TASK PROMPT: Copy out the listing in full, exactly as written, but not its pictures.

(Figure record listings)
..............................

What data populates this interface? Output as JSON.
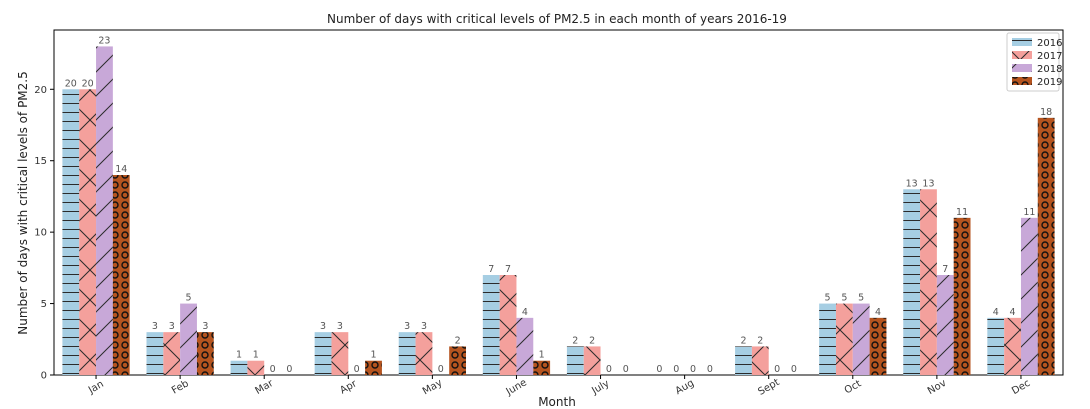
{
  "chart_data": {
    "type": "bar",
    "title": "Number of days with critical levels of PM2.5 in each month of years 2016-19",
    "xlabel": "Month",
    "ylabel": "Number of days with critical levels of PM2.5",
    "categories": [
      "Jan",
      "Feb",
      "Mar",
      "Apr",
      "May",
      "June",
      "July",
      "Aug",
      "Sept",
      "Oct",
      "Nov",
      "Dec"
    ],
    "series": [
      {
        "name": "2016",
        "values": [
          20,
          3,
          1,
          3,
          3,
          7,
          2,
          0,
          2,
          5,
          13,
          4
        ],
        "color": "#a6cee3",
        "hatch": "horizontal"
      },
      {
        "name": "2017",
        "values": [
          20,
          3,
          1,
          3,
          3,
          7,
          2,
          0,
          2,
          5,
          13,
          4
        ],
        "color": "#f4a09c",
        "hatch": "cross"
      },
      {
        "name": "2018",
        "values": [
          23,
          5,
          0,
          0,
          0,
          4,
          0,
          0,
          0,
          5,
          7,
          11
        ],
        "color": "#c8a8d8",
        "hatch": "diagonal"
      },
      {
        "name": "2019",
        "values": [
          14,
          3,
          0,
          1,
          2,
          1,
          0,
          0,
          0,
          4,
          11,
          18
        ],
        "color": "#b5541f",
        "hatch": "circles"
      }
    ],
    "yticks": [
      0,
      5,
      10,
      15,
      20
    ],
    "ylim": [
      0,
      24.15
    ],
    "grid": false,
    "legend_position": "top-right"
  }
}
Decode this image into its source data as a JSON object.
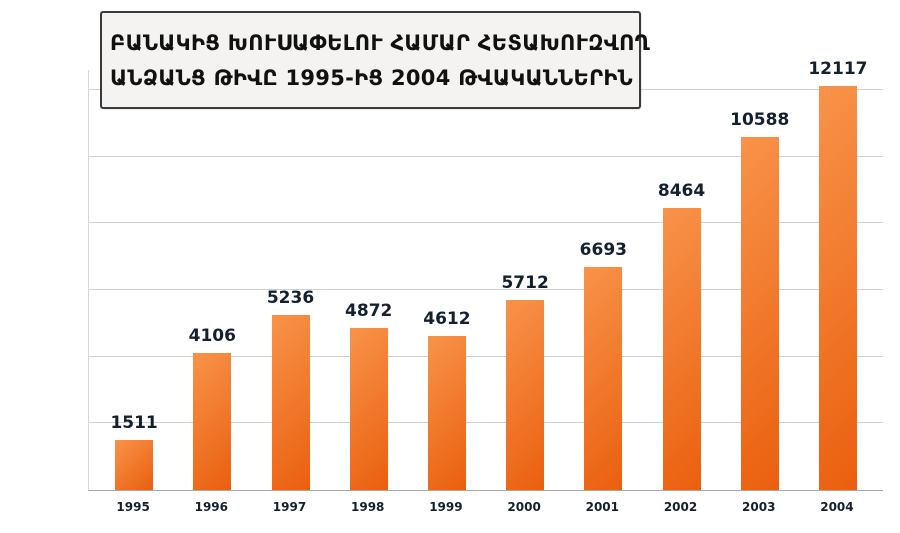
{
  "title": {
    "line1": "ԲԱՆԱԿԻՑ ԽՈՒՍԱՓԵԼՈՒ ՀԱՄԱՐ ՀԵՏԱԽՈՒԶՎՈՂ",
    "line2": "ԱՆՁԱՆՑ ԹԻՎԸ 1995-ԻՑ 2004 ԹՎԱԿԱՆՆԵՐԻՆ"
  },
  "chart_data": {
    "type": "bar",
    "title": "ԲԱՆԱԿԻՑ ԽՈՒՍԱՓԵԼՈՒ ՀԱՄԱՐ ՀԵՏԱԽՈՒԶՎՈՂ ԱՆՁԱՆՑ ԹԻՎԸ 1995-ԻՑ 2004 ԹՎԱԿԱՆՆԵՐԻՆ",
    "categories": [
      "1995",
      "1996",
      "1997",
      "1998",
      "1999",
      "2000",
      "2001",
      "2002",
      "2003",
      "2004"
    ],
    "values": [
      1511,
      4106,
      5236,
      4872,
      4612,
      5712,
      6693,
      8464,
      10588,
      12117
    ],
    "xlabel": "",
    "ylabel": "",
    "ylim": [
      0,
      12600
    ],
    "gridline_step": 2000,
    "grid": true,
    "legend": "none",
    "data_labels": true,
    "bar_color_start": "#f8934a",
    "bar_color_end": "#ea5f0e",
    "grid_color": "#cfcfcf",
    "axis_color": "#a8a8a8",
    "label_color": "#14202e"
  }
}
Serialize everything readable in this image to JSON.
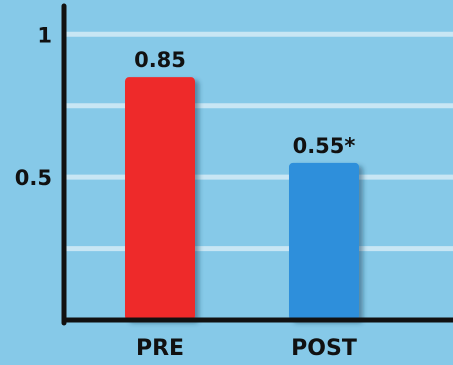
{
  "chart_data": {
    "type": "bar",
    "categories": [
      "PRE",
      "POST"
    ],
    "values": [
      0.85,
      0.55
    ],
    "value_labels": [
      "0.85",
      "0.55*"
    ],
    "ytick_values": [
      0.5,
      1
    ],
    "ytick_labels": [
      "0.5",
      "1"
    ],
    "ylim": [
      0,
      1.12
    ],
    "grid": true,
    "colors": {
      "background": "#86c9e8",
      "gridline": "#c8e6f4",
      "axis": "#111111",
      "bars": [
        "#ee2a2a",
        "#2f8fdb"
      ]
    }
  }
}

..............................

SOLUTION:
What data populates this interface? Output as JSON.
{
  "chart_data": {
    "type": "bar",
    "title": "Number of days with critical levels of PM2.5 in each month of years 2016-19",
    "xlabel": "Month",
    "ylabel": "Number of days with critical levels of PM2.5",
    "categories": [
      "Jan",
      "Feb",
      "Mar",
      "Apr",
      "May",
      "June",
      "July",
      "Aug",
      "Sept",
      "Oct",
      "Nov",
      "Dec"
    ],
    "series": [
      {
        "name": "2016",
        "values": [
          20,
          3,
          1,
          3,
          3,
          7,
          2,
          0,
          2,
          5,
          13,
          4
        ],
        "color": "#a6cee3",
        "hatch": "horizontal"
      },
      {
        "name": "2017",
        "values": [
          20,
          3,
          1,
          3,
          3,
          7,
          2,
          0,
          2,
          5,
          13,
          4
        ],
        "color": "#f4a09c",
        "hatch": "cross"
      },
      {
        "name": "2018",
        "values": [
          23,
          5,
          0,
          0,
          0,
          4,
          0,
          0,
          0,
          5,
          7,
          11
        ],
        "color": "#c8a8d8",
        "hatch": "diagonal"
      },
      {
        "name": "2019",
        "values": [
          14,
          3,
          0,
          1,
          2,
          1,
          0,
          0,
          0,
          4,
          11,
          18
        ],
        "color": "#b5541f",
        "hatch": "circles"
      }
    ],
    "yticks": [
      0,
      5,
      10,
      15,
      20
    ],
    "ylim": [
      0,
      24.15
    ],
    "grid": false,
    "legend_position": "top-right"
  }
}
Decode this image into its source data as a JSON object.
{
  "title": {
    "line1": "ԲԱՆԱԿԻՑ ԽՈՒՍԱՓԵԼՈՒ ՀԱՄԱՐ ՀԵՏԱԽՈՒԶՎՈՂ",
    "line2": "ԱՆՁԱՆՑ ԹԻՎԸ 1995-ԻՑ 2004 ԹՎԱԿԱՆՆԵՐԻՆ"
  },
  "chart_data": {
    "type": "bar",
    "title": "ԲԱՆԱԿԻՑ ԽՈՒՍԱՓԵԼՈՒ ՀԱՄԱՐ ՀԵՏԱԽՈՒԶՎՈՂ ԱՆՁԱՆՑ ԹԻՎԸ 1995-ԻՑ 2004 ԹՎԱԿԱՆՆԵՐԻՆ",
    "categories": [
      "1995",
      "1996",
      "1997",
      "1998",
      "1999",
      "2000",
      "2001",
      "2002",
      "2003",
      "2004"
    ],
    "values": [
      1511,
      4106,
      5236,
      4872,
      4612,
      5712,
      6693,
      8464,
      10588,
      12117
    ],
    "xlabel": "",
    "ylabel": "",
    "ylim": [
      0,
      12600
    ],
    "gridline_step": 2000,
    "grid": true,
    "legend": "none",
    "data_labels": true,
    "bar_color_start": "#f8934a",
    "bar_color_end": "#ea5f0e",
    "grid_color": "#cfcfcf",
    "axis_color": "#a8a8a8",
    "label_color": "#14202e"
  }
}
Serialize everything readable in this image to JSON.
{
  "chart_data": {
    "type": "bar",
    "categories": [
      "PRE",
      "POST"
    ],
    "values": [
      0.85,
      0.55
    ],
    "value_labels": [
      "0.85",
      "0.55*"
    ],
    "ytick_values": [
      0.5,
      1
    ],
    "ytick_labels": [
      "0.5",
      "1"
    ],
    "ylim": [
      0,
      1.12
    ],
    "grid": true,
    "colors": {
      "background": "#86c9e8",
      "gridline": "#c8e6f4",
      "axis": "#111111",
      "bars": [
        "#ee2a2a",
        "#2f8fdb"
      ]
    }
  }
}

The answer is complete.